» Data entries

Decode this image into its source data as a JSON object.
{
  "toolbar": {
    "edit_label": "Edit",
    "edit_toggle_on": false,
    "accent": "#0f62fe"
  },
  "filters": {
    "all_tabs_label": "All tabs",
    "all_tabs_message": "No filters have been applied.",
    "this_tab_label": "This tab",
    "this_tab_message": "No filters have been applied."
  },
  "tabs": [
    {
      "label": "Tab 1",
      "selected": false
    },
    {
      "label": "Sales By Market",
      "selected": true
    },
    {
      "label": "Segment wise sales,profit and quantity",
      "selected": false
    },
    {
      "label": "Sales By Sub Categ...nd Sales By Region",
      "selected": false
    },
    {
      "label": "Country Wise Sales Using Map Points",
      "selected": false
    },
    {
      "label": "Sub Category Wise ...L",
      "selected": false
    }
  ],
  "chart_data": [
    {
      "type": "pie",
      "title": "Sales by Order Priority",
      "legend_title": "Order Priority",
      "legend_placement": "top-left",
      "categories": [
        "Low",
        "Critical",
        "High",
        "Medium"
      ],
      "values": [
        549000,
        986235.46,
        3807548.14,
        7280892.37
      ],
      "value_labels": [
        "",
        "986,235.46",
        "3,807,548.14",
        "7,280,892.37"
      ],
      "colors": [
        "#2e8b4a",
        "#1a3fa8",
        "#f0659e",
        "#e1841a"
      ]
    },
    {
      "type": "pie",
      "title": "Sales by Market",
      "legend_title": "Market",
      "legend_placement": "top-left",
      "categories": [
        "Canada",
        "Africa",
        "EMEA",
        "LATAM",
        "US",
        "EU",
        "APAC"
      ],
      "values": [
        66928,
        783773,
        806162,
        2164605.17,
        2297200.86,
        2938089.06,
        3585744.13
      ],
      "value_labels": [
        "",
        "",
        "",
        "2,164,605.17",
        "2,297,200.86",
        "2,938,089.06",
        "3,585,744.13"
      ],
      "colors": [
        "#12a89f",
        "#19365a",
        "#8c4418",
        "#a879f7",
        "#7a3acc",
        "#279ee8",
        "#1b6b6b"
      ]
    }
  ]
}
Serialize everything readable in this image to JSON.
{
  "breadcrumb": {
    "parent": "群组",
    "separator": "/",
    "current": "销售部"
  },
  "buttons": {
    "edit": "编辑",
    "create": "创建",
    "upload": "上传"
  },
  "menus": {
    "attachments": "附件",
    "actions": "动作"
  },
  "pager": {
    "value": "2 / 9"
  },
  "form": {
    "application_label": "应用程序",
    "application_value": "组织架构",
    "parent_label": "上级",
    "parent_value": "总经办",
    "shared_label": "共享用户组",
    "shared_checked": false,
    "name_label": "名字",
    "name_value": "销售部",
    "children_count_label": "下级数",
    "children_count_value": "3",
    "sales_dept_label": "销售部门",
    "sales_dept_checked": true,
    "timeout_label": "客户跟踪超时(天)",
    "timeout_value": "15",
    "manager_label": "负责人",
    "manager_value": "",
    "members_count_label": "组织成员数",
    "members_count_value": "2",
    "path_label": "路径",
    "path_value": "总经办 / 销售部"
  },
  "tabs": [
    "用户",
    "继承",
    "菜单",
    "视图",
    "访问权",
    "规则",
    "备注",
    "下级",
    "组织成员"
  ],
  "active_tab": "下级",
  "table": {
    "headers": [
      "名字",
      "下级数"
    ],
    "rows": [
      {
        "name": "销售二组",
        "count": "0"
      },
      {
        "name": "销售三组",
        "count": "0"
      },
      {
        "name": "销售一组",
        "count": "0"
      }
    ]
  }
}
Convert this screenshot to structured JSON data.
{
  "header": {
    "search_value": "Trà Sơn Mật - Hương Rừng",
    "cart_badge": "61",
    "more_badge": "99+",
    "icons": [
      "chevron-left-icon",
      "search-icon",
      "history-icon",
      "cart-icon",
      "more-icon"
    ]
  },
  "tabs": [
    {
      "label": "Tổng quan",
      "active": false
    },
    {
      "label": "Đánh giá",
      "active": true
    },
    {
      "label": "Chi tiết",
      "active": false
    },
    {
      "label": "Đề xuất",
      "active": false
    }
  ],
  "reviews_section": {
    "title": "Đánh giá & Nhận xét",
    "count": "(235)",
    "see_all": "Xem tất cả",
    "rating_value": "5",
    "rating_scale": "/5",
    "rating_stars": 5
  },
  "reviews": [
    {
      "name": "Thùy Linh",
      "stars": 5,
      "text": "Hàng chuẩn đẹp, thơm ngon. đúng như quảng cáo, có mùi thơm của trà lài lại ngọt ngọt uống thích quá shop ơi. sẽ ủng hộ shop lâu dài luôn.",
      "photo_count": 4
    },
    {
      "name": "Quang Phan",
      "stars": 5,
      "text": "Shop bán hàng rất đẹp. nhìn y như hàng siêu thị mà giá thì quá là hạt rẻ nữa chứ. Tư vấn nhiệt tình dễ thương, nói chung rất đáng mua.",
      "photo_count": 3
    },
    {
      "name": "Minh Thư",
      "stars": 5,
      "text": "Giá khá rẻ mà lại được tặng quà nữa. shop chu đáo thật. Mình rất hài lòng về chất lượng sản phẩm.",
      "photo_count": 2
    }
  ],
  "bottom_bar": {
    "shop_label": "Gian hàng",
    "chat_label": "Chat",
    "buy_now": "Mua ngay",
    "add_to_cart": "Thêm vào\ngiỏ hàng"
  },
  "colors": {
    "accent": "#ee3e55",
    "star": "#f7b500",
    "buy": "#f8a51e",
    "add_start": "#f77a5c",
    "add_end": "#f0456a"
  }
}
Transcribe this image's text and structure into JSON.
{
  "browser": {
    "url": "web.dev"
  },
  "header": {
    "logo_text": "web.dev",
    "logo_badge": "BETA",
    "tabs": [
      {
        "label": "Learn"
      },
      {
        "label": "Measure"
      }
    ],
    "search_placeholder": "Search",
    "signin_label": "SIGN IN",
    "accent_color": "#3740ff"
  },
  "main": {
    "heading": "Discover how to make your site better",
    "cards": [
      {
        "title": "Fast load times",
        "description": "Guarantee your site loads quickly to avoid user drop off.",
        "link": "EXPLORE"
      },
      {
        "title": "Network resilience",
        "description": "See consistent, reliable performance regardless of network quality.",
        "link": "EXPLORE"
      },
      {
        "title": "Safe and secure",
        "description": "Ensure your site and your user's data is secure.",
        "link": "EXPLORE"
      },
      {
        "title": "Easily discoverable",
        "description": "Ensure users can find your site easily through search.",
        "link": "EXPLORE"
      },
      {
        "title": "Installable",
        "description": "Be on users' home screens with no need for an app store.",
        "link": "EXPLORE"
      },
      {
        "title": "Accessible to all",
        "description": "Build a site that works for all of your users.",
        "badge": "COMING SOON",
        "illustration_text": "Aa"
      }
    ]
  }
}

» The exercise
Go through the records. Copy each line where "Market" appears.

» Answer to the problem
      "label": "Sales By Market",
      "title": "Sales by Market",
      "legend_title": "Market",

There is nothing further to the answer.